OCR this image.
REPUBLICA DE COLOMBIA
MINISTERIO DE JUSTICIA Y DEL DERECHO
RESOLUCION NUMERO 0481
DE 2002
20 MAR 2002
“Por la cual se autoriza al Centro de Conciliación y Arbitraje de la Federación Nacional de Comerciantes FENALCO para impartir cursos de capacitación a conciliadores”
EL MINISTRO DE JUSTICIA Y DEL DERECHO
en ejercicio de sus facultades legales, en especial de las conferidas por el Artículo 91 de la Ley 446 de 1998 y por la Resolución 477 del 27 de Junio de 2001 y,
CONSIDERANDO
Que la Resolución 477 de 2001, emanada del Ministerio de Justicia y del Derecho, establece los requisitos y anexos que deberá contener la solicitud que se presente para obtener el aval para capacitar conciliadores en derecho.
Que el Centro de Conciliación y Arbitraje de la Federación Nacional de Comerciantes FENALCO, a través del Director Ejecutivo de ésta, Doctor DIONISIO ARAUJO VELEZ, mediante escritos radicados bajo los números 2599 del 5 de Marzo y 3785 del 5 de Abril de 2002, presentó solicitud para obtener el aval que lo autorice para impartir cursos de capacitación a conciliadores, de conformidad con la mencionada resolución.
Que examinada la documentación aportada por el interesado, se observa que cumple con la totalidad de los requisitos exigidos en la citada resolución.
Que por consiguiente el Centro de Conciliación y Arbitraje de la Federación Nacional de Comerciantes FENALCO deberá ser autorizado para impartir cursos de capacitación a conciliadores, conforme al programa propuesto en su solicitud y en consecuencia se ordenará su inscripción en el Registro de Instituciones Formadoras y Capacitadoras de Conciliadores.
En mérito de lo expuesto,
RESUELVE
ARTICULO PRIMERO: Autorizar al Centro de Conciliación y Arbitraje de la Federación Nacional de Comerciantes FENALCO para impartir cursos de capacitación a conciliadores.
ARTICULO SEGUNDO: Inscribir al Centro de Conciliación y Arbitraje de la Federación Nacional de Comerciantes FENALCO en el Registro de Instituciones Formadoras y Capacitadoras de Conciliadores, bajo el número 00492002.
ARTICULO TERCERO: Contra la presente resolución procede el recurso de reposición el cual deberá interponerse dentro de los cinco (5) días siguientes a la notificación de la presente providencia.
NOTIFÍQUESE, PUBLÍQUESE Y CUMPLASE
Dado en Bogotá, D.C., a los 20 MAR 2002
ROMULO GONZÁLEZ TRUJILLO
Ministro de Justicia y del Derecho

◇ ◇ ◇

_SET TASK_:
Check every line of the data, and copy the ones that contain "aval".

_WRITTEN SOLUTION_:
Que la Resolución 477 de 2001, emanada del Ministerio de Justicia y del Derecho, establece los requisitos y anexos que deberá contener la solicitud que se presente para obtener el aval para capacitar conciliadores en derecho.
Que el Centro de Conciliación y Arbitraje de la Federación Nacional de Comerciantes FENALCO, a través del Director Ejecutivo de ésta, Doctor DIONISIO ARAUJO VELEZ, mediante escritos radicados bajo los números 2599 del 5 de Marzo y 3785 del 5 de Abril de 2002, presentó solicitud para obtener el aval que lo autorice para impartir cursos de capacitación a conciliadores, de conformidad con la mencionada resolución.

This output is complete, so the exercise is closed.